> TASK BRIEF: Swap "marker" for "data-marker" in the items from the start through the line containing "x-tick-label: 50 xyxy=(866,736,887,757)", both ends included, and give back those lines with nothing else changed.

> DATA FOR THIS EXERCISE:
● ● ●

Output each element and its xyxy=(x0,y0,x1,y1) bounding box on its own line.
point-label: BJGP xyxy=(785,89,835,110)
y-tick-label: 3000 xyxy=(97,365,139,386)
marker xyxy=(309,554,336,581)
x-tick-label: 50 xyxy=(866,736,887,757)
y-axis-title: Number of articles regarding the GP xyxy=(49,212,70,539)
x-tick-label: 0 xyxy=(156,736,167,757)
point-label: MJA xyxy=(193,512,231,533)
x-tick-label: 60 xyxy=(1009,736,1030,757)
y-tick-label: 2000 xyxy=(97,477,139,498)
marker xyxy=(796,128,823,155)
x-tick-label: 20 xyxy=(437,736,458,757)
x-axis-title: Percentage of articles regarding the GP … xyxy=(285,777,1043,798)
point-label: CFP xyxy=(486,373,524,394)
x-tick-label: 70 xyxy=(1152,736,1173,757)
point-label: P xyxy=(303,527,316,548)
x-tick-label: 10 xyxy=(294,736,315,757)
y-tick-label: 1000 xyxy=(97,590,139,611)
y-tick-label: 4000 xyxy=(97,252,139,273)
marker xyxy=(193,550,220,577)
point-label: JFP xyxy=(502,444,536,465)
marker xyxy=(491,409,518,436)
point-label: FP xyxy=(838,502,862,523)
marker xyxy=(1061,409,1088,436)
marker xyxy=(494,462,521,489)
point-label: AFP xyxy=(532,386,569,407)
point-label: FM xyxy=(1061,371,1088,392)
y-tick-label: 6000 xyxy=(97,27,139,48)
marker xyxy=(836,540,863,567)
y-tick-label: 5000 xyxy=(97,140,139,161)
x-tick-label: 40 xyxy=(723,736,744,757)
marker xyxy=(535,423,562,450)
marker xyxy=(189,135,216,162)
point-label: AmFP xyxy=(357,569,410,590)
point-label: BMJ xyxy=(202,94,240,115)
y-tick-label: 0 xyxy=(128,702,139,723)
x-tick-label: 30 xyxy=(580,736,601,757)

● ● ●

> RESULT OF THIS EXERCISE:
Output each element and its xyxy=(x0,y0,x1,y1) bounding box on its own line.
point-label: BJGP xyxy=(785,89,835,110)
y-tick-label: 3000 xyxy=(97,365,139,386)
data-marker xyxy=(309,554,336,581)
x-tick-label: 50 xyxy=(866,736,887,757)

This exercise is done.